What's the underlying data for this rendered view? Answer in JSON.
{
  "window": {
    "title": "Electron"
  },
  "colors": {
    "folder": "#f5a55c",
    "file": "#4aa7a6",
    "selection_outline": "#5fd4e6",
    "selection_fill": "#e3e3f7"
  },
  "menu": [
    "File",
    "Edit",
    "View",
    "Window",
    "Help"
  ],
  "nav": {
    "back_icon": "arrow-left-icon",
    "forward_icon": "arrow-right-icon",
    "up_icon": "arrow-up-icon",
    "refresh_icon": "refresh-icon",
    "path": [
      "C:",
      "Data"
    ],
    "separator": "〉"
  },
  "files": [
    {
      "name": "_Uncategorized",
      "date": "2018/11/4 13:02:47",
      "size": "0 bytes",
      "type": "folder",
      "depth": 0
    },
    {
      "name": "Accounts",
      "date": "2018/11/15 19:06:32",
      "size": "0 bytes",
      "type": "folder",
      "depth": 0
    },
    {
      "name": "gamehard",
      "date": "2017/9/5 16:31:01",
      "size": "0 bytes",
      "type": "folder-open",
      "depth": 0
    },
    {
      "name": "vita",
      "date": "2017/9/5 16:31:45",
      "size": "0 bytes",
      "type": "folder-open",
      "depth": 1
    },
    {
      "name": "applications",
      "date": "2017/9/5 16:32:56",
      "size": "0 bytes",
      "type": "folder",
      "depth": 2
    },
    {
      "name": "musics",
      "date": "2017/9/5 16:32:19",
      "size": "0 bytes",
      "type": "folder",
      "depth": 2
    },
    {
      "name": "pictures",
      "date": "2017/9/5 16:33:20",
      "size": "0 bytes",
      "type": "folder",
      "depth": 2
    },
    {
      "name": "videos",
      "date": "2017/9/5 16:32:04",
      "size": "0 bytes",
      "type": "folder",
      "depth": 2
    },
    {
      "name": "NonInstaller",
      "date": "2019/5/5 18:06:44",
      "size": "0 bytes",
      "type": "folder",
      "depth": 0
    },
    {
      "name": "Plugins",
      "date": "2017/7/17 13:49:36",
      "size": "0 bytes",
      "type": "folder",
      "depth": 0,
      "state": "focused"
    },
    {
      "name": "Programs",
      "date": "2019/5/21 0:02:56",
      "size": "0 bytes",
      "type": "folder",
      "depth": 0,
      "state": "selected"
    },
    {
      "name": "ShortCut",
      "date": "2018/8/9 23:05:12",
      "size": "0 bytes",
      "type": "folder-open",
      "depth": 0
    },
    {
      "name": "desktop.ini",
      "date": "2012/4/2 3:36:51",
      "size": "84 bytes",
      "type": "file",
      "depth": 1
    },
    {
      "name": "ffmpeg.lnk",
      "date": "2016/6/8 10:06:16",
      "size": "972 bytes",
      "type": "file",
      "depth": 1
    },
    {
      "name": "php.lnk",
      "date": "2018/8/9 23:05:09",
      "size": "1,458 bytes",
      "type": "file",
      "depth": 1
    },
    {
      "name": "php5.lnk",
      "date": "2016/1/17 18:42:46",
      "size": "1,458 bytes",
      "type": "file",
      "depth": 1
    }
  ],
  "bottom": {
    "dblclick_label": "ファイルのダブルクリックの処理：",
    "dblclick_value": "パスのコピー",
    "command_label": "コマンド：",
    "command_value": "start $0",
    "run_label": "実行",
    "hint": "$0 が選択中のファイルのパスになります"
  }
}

Your goal – Reproduce the material exactly, with every line intact.

Worked solution –
What's the underlying data for this rendered view? Answer in JSON.
{
  "window": {
    "title": "Electron"
  },
  "colors": {
    "folder": "#f5a55c",
    "file": "#4aa7a6",
    "selection_outline": "#5fd4e6",
    "selection_fill": "#e3e3f7"
  },
  "menu": [
    "File",
    "Edit",
    "View",
    "Window",
    "Help"
  ],
  "nav": {
    "back_icon": "arrow-left-icon",
    "forward_icon": "arrow-right-icon",
    "up_icon": "arrow-up-icon",
    "refresh_icon": "refresh-icon",
    "path": [
      "C:",
      "Data"
    ],
    "separator": "〉"
  },
  "files": [
    {
      "name": "_Uncategorized",
      "date": "2018/11/4 13:02:47",
      "size": "0 bytes",
      "type": "folder",
      "depth": 0
    },
    {
      "name": "Accounts",
      "date": "2018/11/15 19:06:32",
      "size": "0 bytes",
      "type": "folder",
      "depth": 0
    },
    {
      "name": "gamehard",
      "date": "2017/9/5 16:31:01",
      "size": "0 bytes",
      "type": "folder-open",
      "depth": 0
    },
    {
      "name": "vita",
      "date": "2017/9/5 16:31:45",
      "size": "0 bytes",
      "type": "folder-open",
      "depth": 1
    },
    {
      "name": "applications",
      "date": "2017/9/5 16:32:56",
      "size": "0 bytes",
      "type": "folder",
      "depth": 2
    },
    {
      "name": "musics",
      "date": "2017/9/5 16:32:19",
      "size": "0 bytes",
      "type": "folder",
      "depth": 2
    },
    {
      "name": "pictures",
      "date": "2017/9/5 16:33:20",
      "size": "0 bytes",
      "type": "folder",
      "depth": 2
    },
    {
      "name": "videos",
      "date": "2017/9/5 16:32:04",
      "size": "0 bytes",
      "type": "folder",
      "depth": 2
    },
    {
      "name": "NonInstaller",
      "date": "2019/5/5 18:06:44",
      "size": "0 bytes",
      "type": "folder",
      "depth": 0
    },
    {
      "name": "Plugins",
      "date": "2017/7/17 13:49:36",
      "size": "0 bytes",
      "type": "folder",
      "depth": 0,
      "state": "focused"
    },
    {
      "name": "Programs",
      "date": "2019/5/21 0:02:56",
      "size": "0 bytes",
      "type": "folder",
      "depth": 0,
      "state": "selected"
    },
    {
      "name": "ShortCut",
      "date": "2018/8/9 23:05:12",
      "size": "0 bytes",
      "type": "folder-open",
      "depth": 0
    },
    {
      "name": "desktop.ini",
      "date": "2012/4/2 3:36:51",
      "size": "84 bytes",
      "type": "file",
      "depth": 1
    },
    {
      "name": "ffmpeg.lnk",
      "date": "2016/6/8 10:06:16",
      "size": "972 bytes",
      "type": "file",
      "depth": 1
    },
    {
      "name": "php.lnk",
      "date": "2018/8/9 23:05:09",
      "size": "1,458 bytes",
      "type": "file",
      "depth": 1
    },
    {
      "name": "php5.lnk",
      "date": "2016/1/17 18:42:46",
      "size": "1,458 bytes",
      "type": "file",
      "depth": 1
    }
  ],
  "bottom": {
    "dblclick_label": "ファイルのダブルクリックの処理：",
    "dblclick_value": "パスのコピー",
    "command_label": "コマンド：",
    "command_value": "start $0",
    "run_label": "実行",
    "hint": "$0 が選択中のファイルのパスになります"
  }
}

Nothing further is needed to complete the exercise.